▶ [TEXT TO READ]
-- begin --

Average: 5 (1 vote)

Fruity Vegetable Muffins

Not only do grated vegetables and dried fruit add food value and flavour to these muffins, but they also make them deliciously moist. Unlike many other kinds, these vegetable muffins are not too sweet, so they are as good in a packed lunch or as a snack.

Ingredients 1 cup white self-raising flour
1 cup whole-wheat self-raising flour
2 teaspoons ground cinnamon
2⁄3 cup caster (superfine) sugar
1⁄2 cup dried mixed fruit or raisins
1 large carrot, finely grated
1 medium zucchini, finely grated
1⁄2 cup sunflower oil
3 eggs
Directions
  1. Preheat the oven to 350ºF (180ºC). Using nonstick cooking spray, grease a 12-cup muffin pan (each cup should measure about 6 cm across the top and be about 3 cm deep).
  2. Sift the flours and cinnamon into a mixing bowl. Add the sugar. Stir in the dried mixed fruit or raisins, and make a well in the centre.
  3. In another bowl, beat together the carrot, zucchini, oil and eggs. Pour this mixture into the well in the dry ingredients and stir until almost blended, but with a small amount of dry flour still visible in places.

-- end --

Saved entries
-- begin --

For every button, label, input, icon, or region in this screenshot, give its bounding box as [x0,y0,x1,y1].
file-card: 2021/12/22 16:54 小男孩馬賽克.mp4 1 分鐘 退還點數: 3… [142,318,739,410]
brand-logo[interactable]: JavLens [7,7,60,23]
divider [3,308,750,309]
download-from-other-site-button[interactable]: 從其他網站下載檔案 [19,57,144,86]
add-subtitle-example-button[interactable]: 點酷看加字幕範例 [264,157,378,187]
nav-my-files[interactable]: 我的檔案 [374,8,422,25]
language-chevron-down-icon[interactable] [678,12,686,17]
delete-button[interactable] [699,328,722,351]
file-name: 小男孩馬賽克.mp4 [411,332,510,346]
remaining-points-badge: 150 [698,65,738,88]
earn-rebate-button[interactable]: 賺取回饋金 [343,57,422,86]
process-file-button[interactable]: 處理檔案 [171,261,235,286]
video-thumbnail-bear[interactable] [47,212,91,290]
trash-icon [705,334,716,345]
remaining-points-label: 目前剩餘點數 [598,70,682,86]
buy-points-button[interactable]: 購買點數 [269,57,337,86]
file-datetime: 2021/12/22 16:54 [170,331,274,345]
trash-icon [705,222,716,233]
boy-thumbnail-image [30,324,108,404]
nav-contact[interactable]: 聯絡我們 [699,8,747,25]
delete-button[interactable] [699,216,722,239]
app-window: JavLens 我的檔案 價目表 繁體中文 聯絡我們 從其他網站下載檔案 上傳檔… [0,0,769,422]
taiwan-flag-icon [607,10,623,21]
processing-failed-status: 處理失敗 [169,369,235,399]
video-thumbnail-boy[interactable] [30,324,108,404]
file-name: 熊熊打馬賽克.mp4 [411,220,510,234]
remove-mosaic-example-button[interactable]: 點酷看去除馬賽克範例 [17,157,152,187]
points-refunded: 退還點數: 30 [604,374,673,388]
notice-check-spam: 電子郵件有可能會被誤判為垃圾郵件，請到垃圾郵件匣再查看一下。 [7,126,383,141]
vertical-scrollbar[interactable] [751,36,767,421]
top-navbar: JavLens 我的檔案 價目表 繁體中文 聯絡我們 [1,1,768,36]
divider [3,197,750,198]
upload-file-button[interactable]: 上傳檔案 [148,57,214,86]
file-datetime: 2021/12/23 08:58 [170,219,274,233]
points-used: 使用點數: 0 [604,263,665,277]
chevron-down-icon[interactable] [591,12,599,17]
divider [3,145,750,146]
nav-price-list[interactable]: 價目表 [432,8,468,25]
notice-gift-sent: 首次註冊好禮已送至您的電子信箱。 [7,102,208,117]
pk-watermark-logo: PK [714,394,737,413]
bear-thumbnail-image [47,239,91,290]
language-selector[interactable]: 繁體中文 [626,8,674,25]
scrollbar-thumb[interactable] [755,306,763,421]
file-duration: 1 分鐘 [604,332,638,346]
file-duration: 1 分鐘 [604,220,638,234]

-- end --

▶ [PARTS OF THE EXERCISE]
(1) Answer these questions using the vegetable muffin recipe:
(a) At what temperature should the oven be preheated?
(b) Which two vegetables go into the muffins, and how are they prepared?
(c) How many eggs does the recipe use?
(2) Carry on the vegetable muffin recipe from its last step, writing the remaining directions.

▶ [SET OF ANSWERS]
(1)
(a) 350ºF (180ºC).
(b) A large carrot and a medium zucchini, both finely grated.
(c) Three eggs.

(2)
  4. Divide the mixture among the muffin cups, filling them about two-thirds full. Bake for 20–25 minutes or until the muffins are well risen, peaked in the centre and springy to the touch. Transfer the muffins to a wire rack to cool.
  5. Serve the fruity vegetable muffins warm or at room temperature. They are best eaten on the day they are made, but they can be stored in an airtight container for up to 2 days. Alternatively, you can freeze them for up to 3 months.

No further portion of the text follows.